WHAT YOU HAVE TO DO:
Gather each line of the entries below that includes "this".

— start DATASET ENTRIES —

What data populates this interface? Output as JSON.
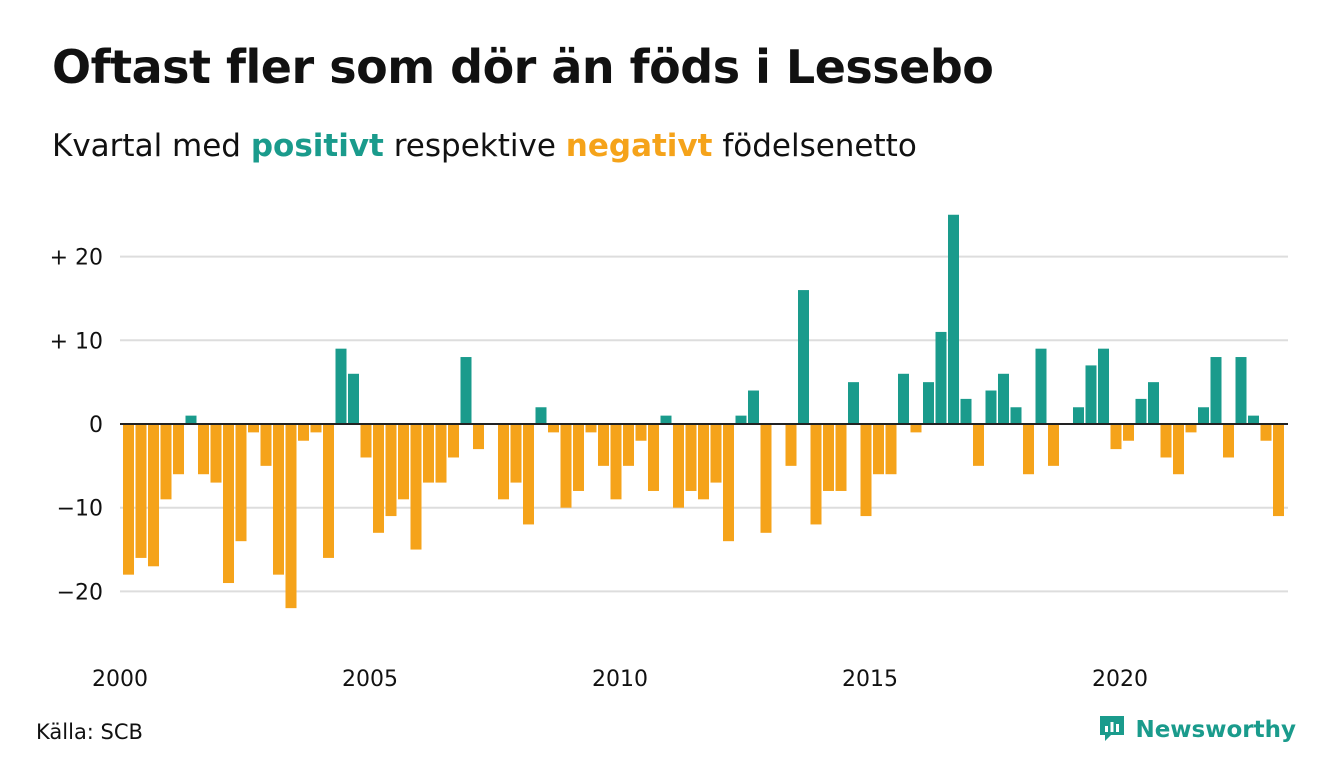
{
  "header": {
    "title": "Oftast fler som dör än föds i Lessebo",
    "subtitle_before": "Kvartal med ",
    "subtitle_positive": "positivt",
    "subtitle_middle": " respektive ",
    "subtitle_negative": "negativt",
    "subtitle_after": " födelsenetto"
  },
  "footer": {
    "source": "Källa: SCB",
    "brand": "Newsworthy",
    "brand_icon": "newsworthy-logo-icon"
  },
  "colors": {
    "positive": "#1a9b8c",
    "negative": "#f5a31a",
    "grid": "#dddddd",
    "zero": "#222222"
  },
  "chart_data": {
    "type": "bar",
    "x_start": "2000 Q1",
    "x_tick_labels": [
      "2000",
      "2005",
      "2010",
      "2015",
      "2020"
    ],
    "y_tick_labels": [
      "+ 20",
      "+ 10",
      "0",
      "−10",
      "−20"
    ],
    "y_ticks": [
      20,
      10,
      0,
      -10,
      -20
    ],
    "ylim": [
      -27,
      25
    ],
    "grid": true,
    "series": [
      {
        "values": [
          -18,
          -16,
          -17,
          -9,
          -6,
          1,
          -6,
          -7,
          -19,
          -14,
          -1,
          -5,
          -18,
          -22,
          -2,
          -1,
          -16,
          9,
          6,
          -4,
          -13,
          -11,
          -9,
          -15,
          -7,
          -7,
          -4,
          8,
          -3,
          0,
          -9,
          -7,
          -12,
          2,
          -1,
          -10,
          -8,
          -1,
          -5,
          -9,
          -5,
          -2,
          -8,
          1,
          -10,
          -8,
          -9,
          -7,
          -14,
          1,
          4,
          -13,
          0,
          -5,
          16,
          -12,
          -8,
          -8,
          5,
          -11,
          -6,
          -6,
          6,
          -1,
          5,
          11,
          25,
          3,
          -5,
          4,
          6,
          2,
          -6,
          9,
          -5,
          0,
          2,
          7,
          9,
          -3,
          -2,
          3,
          5,
          -4,
          -6,
          -1,
          2,
          8,
          -4,
          8,
          1,
          -2,
          -11
        ]
      }
    ]
  }
}
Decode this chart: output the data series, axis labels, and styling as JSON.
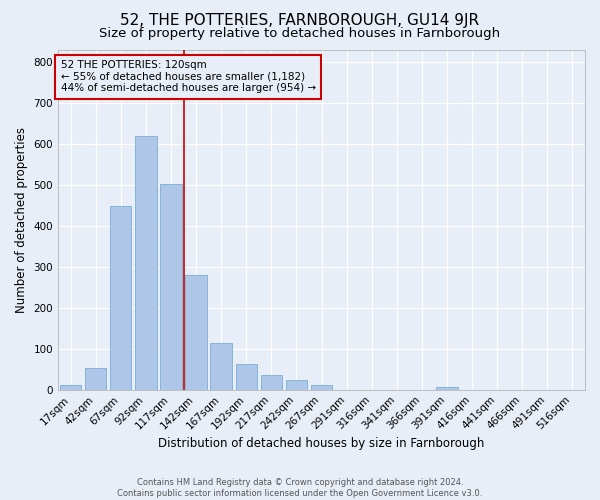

— end DATASET ENTRIES —

TASK RESULT:
What data populates this interface? Output as JSON.
Decode this chart: output the data series, axis labels, and styling as JSON.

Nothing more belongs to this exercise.